- [Source data]

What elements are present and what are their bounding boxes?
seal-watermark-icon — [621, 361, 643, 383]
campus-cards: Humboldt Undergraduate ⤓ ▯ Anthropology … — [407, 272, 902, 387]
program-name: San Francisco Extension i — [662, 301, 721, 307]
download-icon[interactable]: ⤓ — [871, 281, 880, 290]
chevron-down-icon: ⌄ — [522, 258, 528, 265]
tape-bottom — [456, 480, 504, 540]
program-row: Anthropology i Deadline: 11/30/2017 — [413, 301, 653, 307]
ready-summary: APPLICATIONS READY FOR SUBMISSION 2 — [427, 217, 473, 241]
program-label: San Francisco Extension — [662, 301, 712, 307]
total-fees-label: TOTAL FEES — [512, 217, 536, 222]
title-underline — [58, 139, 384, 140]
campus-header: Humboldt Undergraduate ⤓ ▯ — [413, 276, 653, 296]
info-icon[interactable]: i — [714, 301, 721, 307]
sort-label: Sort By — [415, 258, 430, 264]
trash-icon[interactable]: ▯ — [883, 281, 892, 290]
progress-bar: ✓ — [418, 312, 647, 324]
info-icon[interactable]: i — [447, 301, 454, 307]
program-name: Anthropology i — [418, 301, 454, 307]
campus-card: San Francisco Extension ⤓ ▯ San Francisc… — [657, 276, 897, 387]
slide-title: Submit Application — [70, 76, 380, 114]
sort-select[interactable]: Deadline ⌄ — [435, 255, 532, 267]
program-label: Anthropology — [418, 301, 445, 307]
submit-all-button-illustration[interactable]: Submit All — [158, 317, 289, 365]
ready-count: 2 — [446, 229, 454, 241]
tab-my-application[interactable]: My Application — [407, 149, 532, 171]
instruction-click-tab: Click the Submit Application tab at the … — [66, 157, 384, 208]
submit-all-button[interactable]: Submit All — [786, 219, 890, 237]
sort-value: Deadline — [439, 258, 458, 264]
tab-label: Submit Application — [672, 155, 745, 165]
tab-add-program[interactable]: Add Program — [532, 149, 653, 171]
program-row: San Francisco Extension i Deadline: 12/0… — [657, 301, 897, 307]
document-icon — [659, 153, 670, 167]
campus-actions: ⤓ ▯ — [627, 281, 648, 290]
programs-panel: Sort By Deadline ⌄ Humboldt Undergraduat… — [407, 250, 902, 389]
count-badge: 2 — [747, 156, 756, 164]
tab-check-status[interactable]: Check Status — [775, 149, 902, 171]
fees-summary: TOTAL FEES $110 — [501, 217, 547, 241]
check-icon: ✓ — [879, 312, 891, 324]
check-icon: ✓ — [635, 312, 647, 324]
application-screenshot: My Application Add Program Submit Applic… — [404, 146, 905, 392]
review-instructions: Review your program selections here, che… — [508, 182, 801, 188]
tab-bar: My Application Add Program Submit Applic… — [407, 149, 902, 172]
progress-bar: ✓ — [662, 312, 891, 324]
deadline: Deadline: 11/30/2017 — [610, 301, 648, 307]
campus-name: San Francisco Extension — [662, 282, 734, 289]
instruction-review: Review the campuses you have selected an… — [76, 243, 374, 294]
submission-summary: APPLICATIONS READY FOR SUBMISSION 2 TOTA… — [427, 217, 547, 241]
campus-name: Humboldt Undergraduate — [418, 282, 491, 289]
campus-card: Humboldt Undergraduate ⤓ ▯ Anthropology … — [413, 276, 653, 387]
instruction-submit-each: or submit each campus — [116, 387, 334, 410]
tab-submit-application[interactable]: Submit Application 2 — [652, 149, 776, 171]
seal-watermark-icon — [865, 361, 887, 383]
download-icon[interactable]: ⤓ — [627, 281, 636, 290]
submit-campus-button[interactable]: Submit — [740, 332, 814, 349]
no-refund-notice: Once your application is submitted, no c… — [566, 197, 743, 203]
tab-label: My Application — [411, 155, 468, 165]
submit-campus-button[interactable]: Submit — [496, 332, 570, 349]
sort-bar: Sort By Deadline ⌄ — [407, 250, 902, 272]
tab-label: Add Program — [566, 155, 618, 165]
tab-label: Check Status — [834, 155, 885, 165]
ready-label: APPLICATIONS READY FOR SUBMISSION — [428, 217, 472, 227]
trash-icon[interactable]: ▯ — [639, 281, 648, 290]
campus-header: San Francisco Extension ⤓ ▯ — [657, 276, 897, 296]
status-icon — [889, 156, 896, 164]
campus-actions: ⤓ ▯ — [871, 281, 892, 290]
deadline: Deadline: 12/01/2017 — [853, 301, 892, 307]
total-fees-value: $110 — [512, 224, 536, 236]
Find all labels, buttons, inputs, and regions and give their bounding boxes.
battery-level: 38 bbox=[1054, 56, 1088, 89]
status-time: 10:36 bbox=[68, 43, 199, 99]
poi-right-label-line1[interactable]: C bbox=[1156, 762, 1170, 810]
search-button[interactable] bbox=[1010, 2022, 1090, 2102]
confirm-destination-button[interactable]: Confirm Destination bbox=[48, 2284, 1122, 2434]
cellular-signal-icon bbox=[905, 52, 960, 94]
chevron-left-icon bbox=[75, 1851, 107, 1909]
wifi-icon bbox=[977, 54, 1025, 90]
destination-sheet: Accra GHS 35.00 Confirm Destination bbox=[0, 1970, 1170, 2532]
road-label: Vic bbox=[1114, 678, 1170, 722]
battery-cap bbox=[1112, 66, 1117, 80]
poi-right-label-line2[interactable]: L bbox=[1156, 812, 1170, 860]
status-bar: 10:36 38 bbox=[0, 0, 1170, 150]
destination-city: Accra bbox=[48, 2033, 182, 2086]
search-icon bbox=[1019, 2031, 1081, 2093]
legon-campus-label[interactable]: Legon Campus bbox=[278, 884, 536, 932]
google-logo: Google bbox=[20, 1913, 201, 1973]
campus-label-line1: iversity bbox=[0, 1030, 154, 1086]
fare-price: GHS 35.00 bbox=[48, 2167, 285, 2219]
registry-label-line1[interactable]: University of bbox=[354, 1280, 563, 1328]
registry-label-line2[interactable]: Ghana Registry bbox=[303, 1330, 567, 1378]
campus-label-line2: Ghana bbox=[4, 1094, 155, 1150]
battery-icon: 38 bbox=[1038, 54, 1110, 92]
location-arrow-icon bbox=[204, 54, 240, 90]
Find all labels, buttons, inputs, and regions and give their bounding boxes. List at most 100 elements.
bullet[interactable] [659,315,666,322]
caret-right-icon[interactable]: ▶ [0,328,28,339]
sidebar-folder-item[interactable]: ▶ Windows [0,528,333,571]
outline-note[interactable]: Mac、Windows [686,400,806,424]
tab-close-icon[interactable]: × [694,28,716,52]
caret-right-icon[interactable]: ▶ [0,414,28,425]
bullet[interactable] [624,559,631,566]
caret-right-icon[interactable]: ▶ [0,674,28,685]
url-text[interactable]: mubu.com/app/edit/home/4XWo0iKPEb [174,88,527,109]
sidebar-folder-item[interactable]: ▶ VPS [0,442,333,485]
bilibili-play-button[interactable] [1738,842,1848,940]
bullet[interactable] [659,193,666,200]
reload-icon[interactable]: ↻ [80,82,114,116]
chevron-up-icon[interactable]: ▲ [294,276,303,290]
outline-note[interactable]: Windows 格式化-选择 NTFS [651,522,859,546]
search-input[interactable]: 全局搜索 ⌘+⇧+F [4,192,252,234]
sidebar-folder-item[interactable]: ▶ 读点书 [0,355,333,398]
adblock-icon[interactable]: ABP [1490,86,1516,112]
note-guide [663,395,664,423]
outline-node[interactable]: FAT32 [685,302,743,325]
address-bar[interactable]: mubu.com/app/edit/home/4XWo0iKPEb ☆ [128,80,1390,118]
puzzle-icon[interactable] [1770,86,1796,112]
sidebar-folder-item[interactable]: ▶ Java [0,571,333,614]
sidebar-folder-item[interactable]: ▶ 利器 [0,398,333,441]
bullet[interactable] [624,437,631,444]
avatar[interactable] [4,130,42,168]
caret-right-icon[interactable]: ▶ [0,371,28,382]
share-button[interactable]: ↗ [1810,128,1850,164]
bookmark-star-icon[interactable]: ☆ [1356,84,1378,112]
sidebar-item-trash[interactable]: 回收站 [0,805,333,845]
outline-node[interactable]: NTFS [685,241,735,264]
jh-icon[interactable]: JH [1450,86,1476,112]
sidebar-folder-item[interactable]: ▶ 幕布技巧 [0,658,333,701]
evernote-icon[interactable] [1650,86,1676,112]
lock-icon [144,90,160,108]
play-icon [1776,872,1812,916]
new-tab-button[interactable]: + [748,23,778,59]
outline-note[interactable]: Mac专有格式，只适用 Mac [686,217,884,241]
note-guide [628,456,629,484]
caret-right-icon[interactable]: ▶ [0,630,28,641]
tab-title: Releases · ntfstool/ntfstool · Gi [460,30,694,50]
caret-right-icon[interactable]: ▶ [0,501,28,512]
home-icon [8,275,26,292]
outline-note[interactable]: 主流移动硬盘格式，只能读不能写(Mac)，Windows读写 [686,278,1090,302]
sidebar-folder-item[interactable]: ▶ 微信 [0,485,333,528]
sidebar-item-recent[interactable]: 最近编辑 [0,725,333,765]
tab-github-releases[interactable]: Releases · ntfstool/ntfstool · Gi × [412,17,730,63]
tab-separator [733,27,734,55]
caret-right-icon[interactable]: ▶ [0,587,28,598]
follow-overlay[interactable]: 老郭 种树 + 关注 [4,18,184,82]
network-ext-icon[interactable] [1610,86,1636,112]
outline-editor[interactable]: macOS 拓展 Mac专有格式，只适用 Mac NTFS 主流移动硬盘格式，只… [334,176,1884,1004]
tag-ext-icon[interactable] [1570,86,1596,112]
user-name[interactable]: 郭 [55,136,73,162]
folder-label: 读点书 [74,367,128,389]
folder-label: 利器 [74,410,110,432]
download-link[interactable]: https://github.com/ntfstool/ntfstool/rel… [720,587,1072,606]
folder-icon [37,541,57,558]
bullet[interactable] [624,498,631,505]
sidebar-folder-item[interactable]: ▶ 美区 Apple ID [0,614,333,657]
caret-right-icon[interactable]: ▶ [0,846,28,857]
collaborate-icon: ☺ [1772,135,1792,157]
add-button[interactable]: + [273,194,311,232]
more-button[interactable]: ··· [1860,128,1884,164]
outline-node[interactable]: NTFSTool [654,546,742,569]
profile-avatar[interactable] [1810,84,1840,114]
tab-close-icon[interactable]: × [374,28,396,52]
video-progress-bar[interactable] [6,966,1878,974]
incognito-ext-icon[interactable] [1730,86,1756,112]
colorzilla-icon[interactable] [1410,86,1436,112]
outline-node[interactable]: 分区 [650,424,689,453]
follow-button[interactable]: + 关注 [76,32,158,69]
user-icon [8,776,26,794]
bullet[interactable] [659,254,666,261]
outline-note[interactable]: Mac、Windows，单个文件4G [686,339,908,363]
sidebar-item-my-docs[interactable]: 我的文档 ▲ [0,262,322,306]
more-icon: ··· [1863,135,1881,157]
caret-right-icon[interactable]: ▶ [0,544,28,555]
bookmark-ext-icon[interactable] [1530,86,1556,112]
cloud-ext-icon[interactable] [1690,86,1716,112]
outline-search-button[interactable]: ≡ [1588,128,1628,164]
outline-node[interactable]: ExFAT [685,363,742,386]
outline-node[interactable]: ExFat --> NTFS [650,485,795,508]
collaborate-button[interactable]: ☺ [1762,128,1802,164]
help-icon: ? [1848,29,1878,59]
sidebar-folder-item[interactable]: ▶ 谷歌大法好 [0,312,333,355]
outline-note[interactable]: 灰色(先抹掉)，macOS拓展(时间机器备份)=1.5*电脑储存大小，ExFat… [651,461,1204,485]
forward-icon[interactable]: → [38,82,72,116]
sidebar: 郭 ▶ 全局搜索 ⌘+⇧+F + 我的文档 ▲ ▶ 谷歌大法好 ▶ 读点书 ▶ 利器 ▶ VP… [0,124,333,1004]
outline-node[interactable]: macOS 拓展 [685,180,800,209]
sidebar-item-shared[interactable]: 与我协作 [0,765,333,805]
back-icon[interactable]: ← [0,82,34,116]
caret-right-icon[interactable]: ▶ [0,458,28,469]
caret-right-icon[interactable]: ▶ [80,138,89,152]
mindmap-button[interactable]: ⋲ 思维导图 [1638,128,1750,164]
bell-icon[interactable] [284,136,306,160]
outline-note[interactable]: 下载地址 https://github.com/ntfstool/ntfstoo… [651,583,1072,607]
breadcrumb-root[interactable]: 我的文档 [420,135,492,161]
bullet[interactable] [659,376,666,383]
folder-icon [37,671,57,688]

- [Short problem]
Extract the lines of the records verbatim, from the first line of the records up to and including the line with "trash-icon[interactable]: ▯ — [883, 281, 892, 290]".

- [Task output]
What elements are present and what are their bounding boxes?
seal-watermark-icon — [621, 361, 643, 383]
campus-cards: Humboldt Undergraduate ⤓ ▯ Anthropology … — [407, 272, 902, 387]
program-name: San Francisco Extension i — [662, 301, 721, 307]
download-icon[interactable]: ⤓ — [871, 281, 880, 290]
chevron-down-icon: ⌄ — [522, 258, 528, 265]
tape-bottom — [456, 480, 504, 540]
program-row: Anthropology i Deadline: 11/30/2017 — [413, 301, 653, 307]
ready-summary: APPLICATIONS READY FOR SUBMISSION 2 — [427, 217, 473, 241]
program-label: San Francisco Extension — [662, 301, 712, 307]
total-fees-label: TOTAL FEES — [512, 217, 536, 222]
title-underline — [58, 139, 384, 140]
campus-header: Humboldt Undergraduate ⤓ ▯ — [413, 276, 653, 296]
info-icon[interactable]: i — [714, 301, 721, 307]
sort-label: Sort By — [415, 258, 430, 264]
trash-icon[interactable]: ▯ — [883, 281, 892, 290]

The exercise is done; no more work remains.